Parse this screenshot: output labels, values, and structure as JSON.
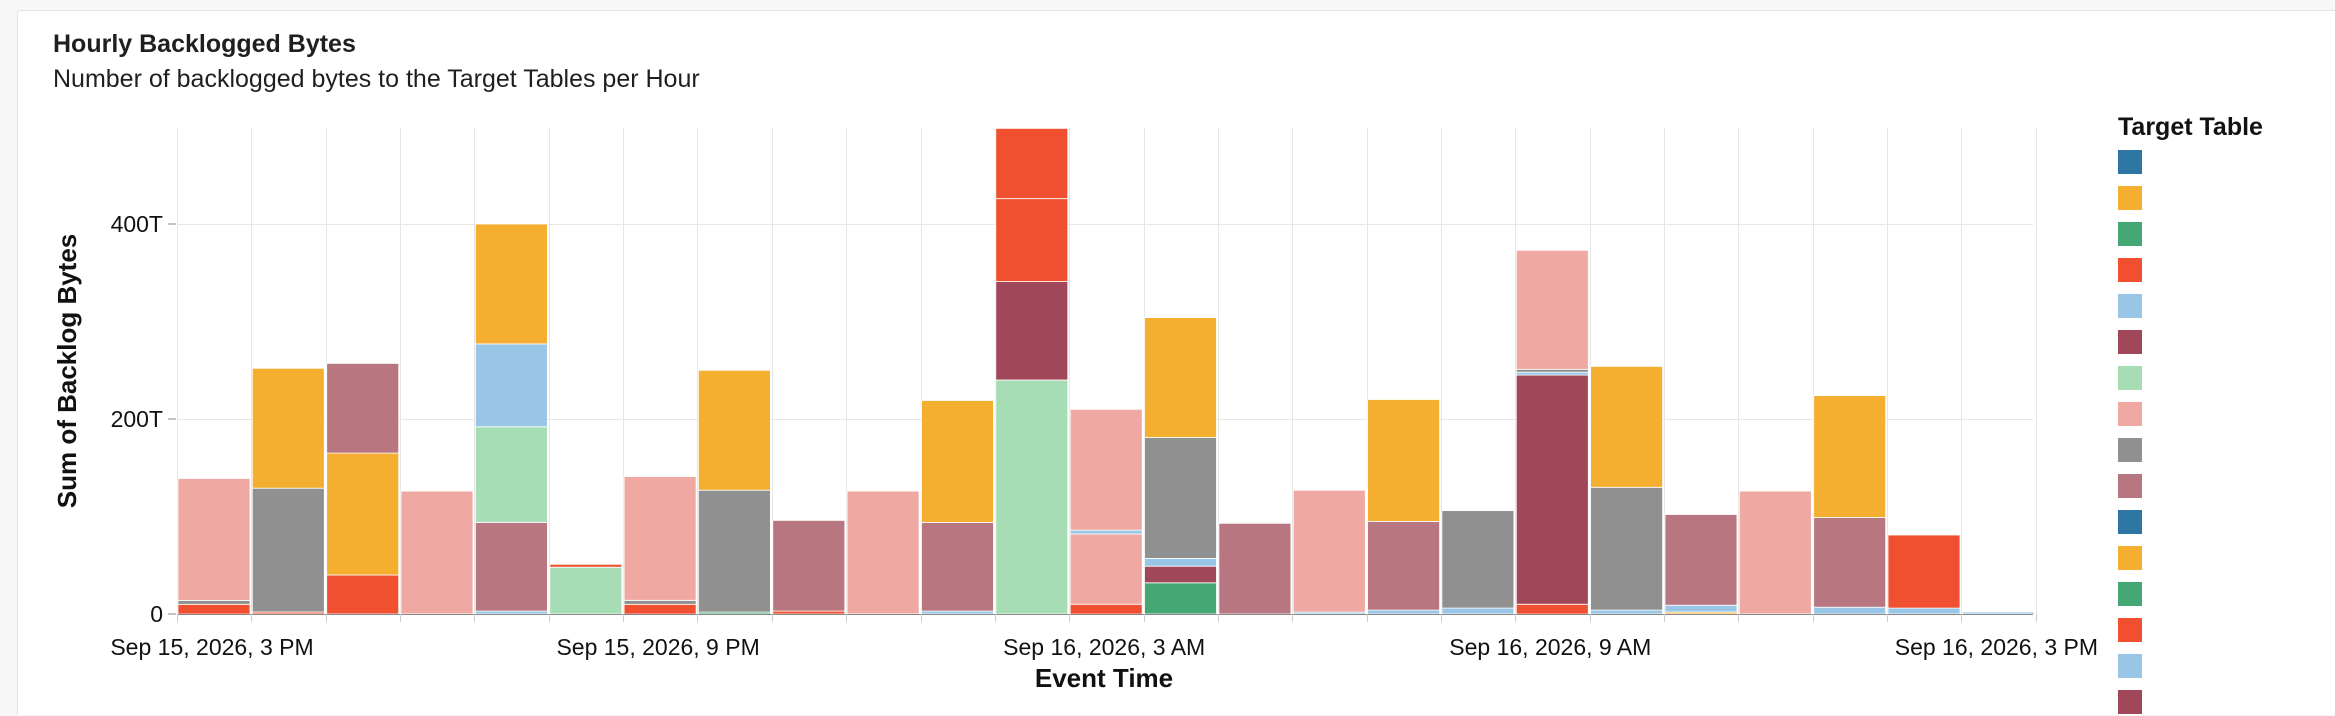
{
  "header": {
    "title": "Hourly Backlogged Bytes",
    "subtitle": "Number of backlogged bytes to the Target Tables per Hour"
  },
  "chart_data": {
    "type": "bar",
    "stacked": true,
    "title": "Hourly Backlogged Bytes",
    "subtitle": "Number of backlogged bytes to the Target Tables per Hour",
    "xlabel": "Event Time",
    "ylabel": "Sum of Backlog Bytes",
    "ylim": [
      0,
      400
    ],
    "y_unit": "T",
    "y_ticks": [
      {
        "value": 0,
        "label": "0"
      },
      {
        "value": 200,
        "label": "200T"
      },
      {
        "value": 400,
        "label": "400T"
      }
    ],
    "x_ticks": [
      {
        "index": 0,
        "label": "Sep 15, 2026, 3 PM"
      },
      {
        "index": 6,
        "label": "Sep 15, 2026, 9 PM"
      },
      {
        "index": 12,
        "label": "Sep 16, 2026, 3 AM"
      },
      {
        "index": 18,
        "label": "Sep 16, 2026, 9 AM"
      },
      {
        "index": 24,
        "label": "Sep 16, 2026, 3 PM"
      }
    ],
    "grid": true,
    "legend": {
      "title": "Target Table",
      "position": "right"
    },
    "palette": [
      "#2e77a5",
      "#f5af30",
      "#45a874",
      "#f05030",
      "#99c6e6",
      "#a0485a",
      "#a6ddb5",
      "#f0a8a2",
      "#909090",
      "#b87780"
    ],
    "legend_swatches": [
      "#2e77a5",
      "#f5af30",
      "#45a874",
      "#f05030",
      "#99c6e6",
      "#a0485a",
      "#a6ddb5",
      "#f0a8a2",
      "#909090",
      "#b87780",
      "#2e77a5",
      "#f5af30",
      "#45a874",
      "#f05030",
      "#99c6e6",
      "#a0485a"
    ],
    "bars": [
      {
        "index": 0,
        "segments": [
          {
            "color": "#f05030",
            "value": 10
          },
          {
            "color": "#909090",
            "value": 4
          },
          {
            "color": "#f0a8a2",
            "value": 125
          }
        ]
      },
      {
        "index": 1,
        "segments": [
          {
            "color": "#f05030",
            "value": 2
          },
          {
            "color": "#909090",
            "value": 127
          },
          {
            "color": "#f5af30",
            "value": 123
          }
        ]
      },
      {
        "index": 2,
        "segments": [
          {
            "color": "#f05030",
            "value": 40
          },
          {
            "color": "#f5af30",
            "value": 125
          },
          {
            "color": "#b87780",
            "value": 92
          }
        ]
      },
      {
        "index": 3,
        "segments": [
          {
            "color": "#f0a8a2",
            "value": 126
          }
        ]
      },
      {
        "index": 4,
        "segments": [
          {
            "color": "#99c6e6",
            "value": 3
          },
          {
            "color": "#b87780",
            "value": 91
          },
          {
            "color": "#a6ddb5",
            "value": 98
          },
          {
            "color": "#99c6e6",
            "value": 85
          },
          {
            "color": "#f5af30",
            "value": 123
          }
        ]
      },
      {
        "index": 5,
        "segments": [
          {
            "color": "#a6ddb5",
            "value": 48
          },
          {
            "color": "#f05030",
            "value": 3
          }
        ]
      },
      {
        "index": 6,
        "segments": [
          {
            "color": "#f05030",
            "value": 10
          },
          {
            "color": "#909090",
            "value": 4
          },
          {
            "color": "#f0a8a2",
            "value": 127
          }
        ]
      },
      {
        "index": 7,
        "segments": [
          {
            "color": "#45a874",
            "value": 2
          },
          {
            "color": "#909090",
            "value": 125
          },
          {
            "color": "#f5af30",
            "value": 123
          }
        ]
      },
      {
        "index": 8,
        "segments": [
          {
            "color": "#f05030",
            "value": 3
          },
          {
            "color": "#b87780",
            "value": 93
          }
        ]
      },
      {
        "index": 9,
        "segments": [
          {
            "color": "#f0a8a2",
            "value": 126
          }
        ]
      },
      {
        "index": 10,
        "segments": [
          {
            "color": "#99c6e6",
            "value": 3
          },
          {
            "color": "#b87780",
            "value": 91
          },
          {
            "color": "#f5af30",
            "value": 125
          }
        ]
      },
      {
        "index": 11,
        "segments": [
          {
            "color": "#a6ddb5",
            "value": 240
          },
          {
            "color": "#a0485a",
            "value": 101
          },
          {
            "color": "#f05030",
            "value": 85
          },
          {
            "color": "#f05030",
            "value": 72
          }
        ]
      },
      {
        "index": 12,
        "segments": [
          {
            "color": "#f05030",
            "value": 10
          },
          {
            "color": "#f0a8a2",
            "value": 72
          },
          {
            "color": "#99c6e6",
            "value": 4
          },
          {
            "color": "#f0a8a2",
            "value": 124
          }
        ]
      },
      {
        "index": 13,
        "segments": [
          {
            "color": "#45a874",
            "value": 32
          },
          {
            "color": "#a0485a",
            "value": 17
          },
          {
            "color": "#99c6e6",
            "value": 8
          },
          {
            "color": "#909090",
            "value": 124
          },
          {
            "color": "#f5af30",
            "value": 123
          }
        ]
      },
      {
        "index": 14,
        "segments": [
          {
            "color": "#b87780",
            "value": 93
          }
        ]
      },
      {
        "index": 15,
        "segments": [
          {
            "color": "#99c6e6",
            "value": 2
          },
          {
            "color": "#f0a8a2",
            "value": 125
          }
        ]
      },
      {
        "index": 16,
        "segments": [
          {
            "color": "#99c6e6",
            "value": 4
          },
          {
            "color": "#b87780",
            "value": 91
          },
          {
            "color": "#f5af30",
            "value": 125
          }
        ]
      },
      {
        "index": 17,
        "segments": [
          {
            "color": "#99c6e6",
            "value": 6
          },
          {
            "color": "#909090",
            "value": 100
          }
        ]
      },
      {
        "index": 18,
        "segments": [
          {
            "color": "#f05030",
            "value": 10
          },
          {
            "color": "#a0485a",
            "value": 235
          },
          {
            "color": "#99c6e6",
            "value": 3
          },
          {
            "color": "#909090",
            "value": 3
          },
          {
            "color": "#f0a8a2",
            "value": 122
          }
        ]
      },
      {
        "index": 19,
        "segments": [
          {
            "color": "#99c6e6",
            "value": 4
          },
          {
            "color": "#909090",
            "value": 126
          },
          {
            "color": "#f5af30",
            "value": 124
          }
        ]
      },
      {
        "index": 20,
        "segments": [
          {
            "color": "#f5af30",
            "value": 2
          },
          {
            "color": "#99c6e6",
            "value": 7
          },
          {
            "color": "#b87780",
            "value": 93
          }
        ]
      },
      {
        "index": 21,
        "segments": [
          {
            "color": "#f0a8a2",
            "value": 126
          }
        ]
      },
      {
        "index": 22,
        "segments": [
          {
            "color": "#99c6e6",
            "value": 7
          },
          {
            "color": "#b87780",
            "value": 92
          },
          {
            "color": "#f5af30",
            "value": 125
          }
        ]
      },
      {
        "index": 23,
        "segments": [
          {
            "color": "#99c6e6",
            "value": 6
          },
          {
            "color": "#f05030",
            "value": 75
          }
        ]
      },
      {
        "index": 24,
        "segments": [
          {
            "color": "#99c6e6",
            "value": 2
          }
        ]
      }
    ]
  }
}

══════

Every record above should come back exactly, but without its pictures.

* [Result of this exercise]
Parse this screenshot: output labels, values, and structure as JSON.
{
  "header": {
    "title": "Hourly Backlogged Bytes",
    "subtitle": "Number of backlogged bytes to the Target Tables per Hour"
  },
  "chart_data": {
    "type": "bar",
    "stacked": true,
    "title": "Hourly Backlogged Bytes",
    "subtitle": "Number of backlogged bytes to the Target Tables per Hour",
    "xlabel": "Event Time",
    "ylabel": "Sum of Backlog Bytes",
    "ylim": [
      0,
      400
    ],
    "y_unit": "T",
    "y_ticks": [
      {
        "value": 0,
        "label": "0"
      },
      {
        "value": 200,
        "label": "200T"
      },
      {
        "value": 400,
        "label": "400T"
      }
    ],
    "x_ticks": [
      {
        "index": 0,
        "label": "Sep 15, 2026, 3 PM"
      },
      {
        "index": 6,
        "label": "Sep 15, 2026, 9 PM"
      },
      {
        "index": 12,
        "label": "Sep 16, 2026, 3 AM"
      },
      {
        "index": 18,
        "label": "Sep 16, 2026, 9 AM"
      },
      {
        "index": 24,
        "label": "Sep 16, 2026, 3 PM"
      }
    ],
    "grid": true,
    "legend": {
      "title": "Target Table",
      "position": "right"
    },
    "palette": [
      "#2e77a5",
      "#f5af30",
      "#45a874",
      "#f05030",
      "#99c6e6",
      "#a0485a",
      "#a6ddb5",
      "#f0a8a2",
      "#909090",
      "#b87780"
    ],
    "legend_swatches": [
      "#2e77a5",
      "#f5af30",
      "#45a874",
      "#f05030",
      "#99c6e6",
      "#a0485a",
      "#a6ddb5",
      "#f0a8a2",
      "#909090",
      "#b87780",
      "#2e77a5",
      "#f5af30",
      "#45a874",
      "#f05030",
      "#99c6e6",
      "#a0485a"
    ],
    "bars": [
      {
        "index": 0,
        "segments": [
          {
            "color": "#f05030",
            "value": 10
          },
          {
            "color": "#909090",
            "value": 4
          },
          {
            "color": "#f0a8a2",
            "value": 125
          }
        ]
      },
      {
        "index": 1,
        "segments": [
          {
            "color": "#f05030",
            "value": 2
          },
          {
            "color": "#909090",
            "value": 127
          },
          {
            "color": "#f5af30",
            "value": 123
          }
        ]
      },
      {
        "index": 2,
        "segments": [
          {
            "color": "#f05030",
            "value": 40
          },
          {
            "color": "#f5af30",
            "value": 125
          },
          {
            "color": "#b87780",
            "value": 92
          }
        ]
      },
      {
        "index": 3,
        "segments": [
          {
            "color": "#f0a8a2",
            "value": 126
          }
        ]
      },
      {
        "index": 4,
        "segments": [
          {
            "color": "#99c6e6",
            "value": 3
          },
          {
            "color": "#b87780",
            "value": 91
          },
          {
            "color": "#a6ddb5",
            "value": 98
          },
          {
            "color": "#99c6e6",
            "value": 85
          },
          {
            "color": "#f5af30",
            "value": 123
          }
        ]
      },
      {
        "index": 5,
        "segments": [
          {
            "color": "#a6ddb5",
            "value": 48
          },
          {
            "color": "#f05030",
            "value": 3
          }
        ]
      },
      {
        "index": 6,
        "segments": [
          {
            "color": "#f05030",
            "value": 10
          },
          {
            "color": "#909090",
            "value": 4
          },
          {
            "color": "#f0a8a2",
            "value": 127
          }
        ]
      },
      {
        "index": 7,
        "segments": [
          {
            "color": "#45a874",
            "value": 2
          },
          {
            "color": "#909090",
            "value": 125
          },
          {
            "color": "#f5af30",
            "value": 123
          }
        ]
      },
      {
        "index": 8,
        "segments": [
          {
            "color": "#f05030",
            "value": 3
          },
          {
            "color": "#b87780",
            "value": 93
          }
        ]
      },
      {
        "index": 9,
        "segments": [
          {
            "color": "#f0a8a2",
            "value": 126
          }
        ]
      },
      {
        "index": 10,
        "segments": [
          {
            "color": "#99c6e6",
            "value": 3
          },
          {
            "color": "#b87780",
            "value": 91
          },
          {
            "color": "#f5af30",
            "value": 125
          }
        ]
      },
      {
        "index": 11,
        "segments": [
          {
            "color": "#a6ddb5",
            "value": 240
          },
          {
            "color": "#a0485a",
            "value": 101
          },
          {
            "color": "#f05030",
            "value": 85
          },
          {
            "color": "#f05030",
            "value": 72
          }
        ]
      },
      {
        "index": 12,
        "segments": [
          {
            "color": "#f05030",
            "value": 10
          },
          {
            "color": "#f0a8a2",
            "value": 72
          },
          {
            "color": "#99c6e6",
            "value": 4
          },
          {
            "color": "#f0a8a2",
            "value": 124
          }
        ]
      },
      {
        "index": 13,
        "segments": [
          {
            "color": "#45a874",
            "value": 32
          },
          {
            "color": "#a0485a",
            "value": 17
          },
          {
            "color": "#99c6e6",
            "value": 8
          },
          {
            "color": "#909090",
            "value": 124
          },
          {
            "color": "#f5af30",
            "value": 123
          }
        ]
      },
      {
        "index": 14,
        "segments": [
          {
            "color": "#b87780",
            "value": 93
          }
        ]
      },
      {
        "index": 15,
        "segments": [
          {
            "color": "#99c6e6",
            "value": 2
          },
          {
            "color": "#f0a8a2",
            "value": 125
          }
        ]
      },
      {
        "index": 16,
        "segments": [
          {
            "color": "#99c6e6",
            "value": 4
          },
          {
            "color": "#b87780",
            "value": 91
          },
          {
            "color": "#f5af30",
            "value": 125
          }
        ]
      },
      {
        "index": 17,
        "segments": [
          {
            "color": "#99c6e6",
            "value": 6
          },
          {
            "color": "#909090",
            "value": 100
          }
        ]
      },
      {
        "index": 18,
        "segments": [
          {
            "color": "#f05030",
            "value": 10
          },
          {
            "color": "#a0485a",
            "value": 235
          },
          {
            "color": "#99c6e6",
            "value": 3
          },
          {
            "color": "#909090",
            "value": 3
          },
          {
            "color": "#f0a8a2",
            "value": 122
          }
        ]
      },
      {
        "index": 19,
        "segments": [
          {
            "color": "#99c6e6",
            "value": 4
          },
          {
            "color": "#909090",
            "value": 126
          },
          {
            "color": "#f5af30",
            "value": 124
          }
        ]
      },
      {
        "index": 20,
        "segments": [
          {
            "color": "#f5af30",
            "value": 2
          },
          {
            "color": "#99c6e6",
            "value": 7
          },
          {
            "color": "#b87780",
            "value": 93
          }
        ]
      },
      {
        "index": 21,
        "segments": [
          {
            "color": "#f0a8a2",
            "value": 126
          }
        ]
      },
      {
        "index": 22,
        "segments": [
          {
            "color": "#99c6e6",
            "value": 7
          },
          {
            "color": "#b87780",
            "value": 92
          },
          {
            "color": "#f5af30",
            "value": 125
          }
        ]
      },
      {
        "index": 23,
        "segments": [
          {
            "color": "#99c6e6",
            "value": 6
          },
          {
            "color": "#f05030",
            "value": 75
          }
        ]
      },
      {
        "index": 24,
        "segments": [
          {
            "color": "#99c6e6",
            "value": 2
          }
        ]
      }
    ]
  }
}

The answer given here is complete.